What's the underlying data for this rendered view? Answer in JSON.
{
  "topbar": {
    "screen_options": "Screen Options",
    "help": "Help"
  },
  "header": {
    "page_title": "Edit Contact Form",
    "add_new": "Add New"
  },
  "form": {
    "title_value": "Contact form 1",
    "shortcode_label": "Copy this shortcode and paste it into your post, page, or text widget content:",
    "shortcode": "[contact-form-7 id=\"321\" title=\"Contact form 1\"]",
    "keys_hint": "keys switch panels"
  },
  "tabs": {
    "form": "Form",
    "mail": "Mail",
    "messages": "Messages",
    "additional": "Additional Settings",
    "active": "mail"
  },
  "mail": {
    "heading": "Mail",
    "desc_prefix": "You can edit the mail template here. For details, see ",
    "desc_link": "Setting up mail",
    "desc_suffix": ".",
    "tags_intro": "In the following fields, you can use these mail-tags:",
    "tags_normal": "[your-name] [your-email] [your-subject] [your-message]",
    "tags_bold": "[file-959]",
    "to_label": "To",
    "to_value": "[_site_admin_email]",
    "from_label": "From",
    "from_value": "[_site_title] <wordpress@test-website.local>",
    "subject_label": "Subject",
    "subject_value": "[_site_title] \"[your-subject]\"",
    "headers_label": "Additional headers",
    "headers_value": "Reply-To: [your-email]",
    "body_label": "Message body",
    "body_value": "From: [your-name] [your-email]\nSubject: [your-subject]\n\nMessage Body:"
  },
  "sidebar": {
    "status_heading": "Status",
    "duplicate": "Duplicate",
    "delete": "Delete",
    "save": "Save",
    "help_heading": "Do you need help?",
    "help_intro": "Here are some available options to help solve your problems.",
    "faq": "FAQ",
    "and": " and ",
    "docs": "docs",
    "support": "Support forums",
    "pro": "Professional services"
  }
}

====

Problem to work on: Every record above should be output exactly.

Solution for this problem:
What's the underlying data for this rendered view? Answer in JSON.
{
  "topbar": {
    "screen_options": "Screen Options",
    "help": "Help"
  },
  "header": {
    "page_title": "Edit Contact Form",
    "add_new": "Add New"
  },
  "form": {
    "title_value": "Contact form 1",
    "shortcode_label": "Copy this shortcode and paste it into your post, page, or text widget content:",
    "shortcode": "[contact-form-7 id=\"321\" title=\"Contact form 1\"]",
    "keys_hint": "keys switch panels"
  },
  "tabs": {
    "form": "Form",
    "mail": "Mail",
    "messages": "Messages",
    "additional": "Additional Settings",
    "active": "mail"
  },
  "mail": {
    "heading": "Mail",
    "desc_prefix": "You can edit the mail template here. For details, see ",
    "desc_link": "Setting up mail",
    "desc_suffix": ".",
    "tags_intro": "In the following fields, you can use these mail-tags:",
    "tags_normal": "[your-name] [your-email] [your-subject] [your-message]",
    "tags_bold": "[file-959]",
    "to_label": "To",
    "to_value": "[_site_admin_email]",
    "from_label": "From",
    "from_value": "[_site_title] <wordpress@test-website.local>",
    "subject_label": "Subject",
    "subject_value": "[_site_title] \"[your-subject]\"",
    "headers_label": "Additional headers",
    "headers_value": "Reply-To: [your-email]",
    "body_label": "Message body",
    "body_value": "From: [your-name] [your-email]\nSubject: [your-subject]\n\nMessage Body:"
  },
  "sidebar": {
    "status_heading": "Status",
    "duplicate": "Duplicate",
    "delete": "Delete",
    "save": "Save",
    "help_heading": "Do you need help?",
    "help_intro": "Here are some available options to help solve your problems.",
    "faq": "FAQ",
    "and": " and ",
    "docs": "docs",
    "support": "Support forums",
    "pro": "Professional services"
  }
}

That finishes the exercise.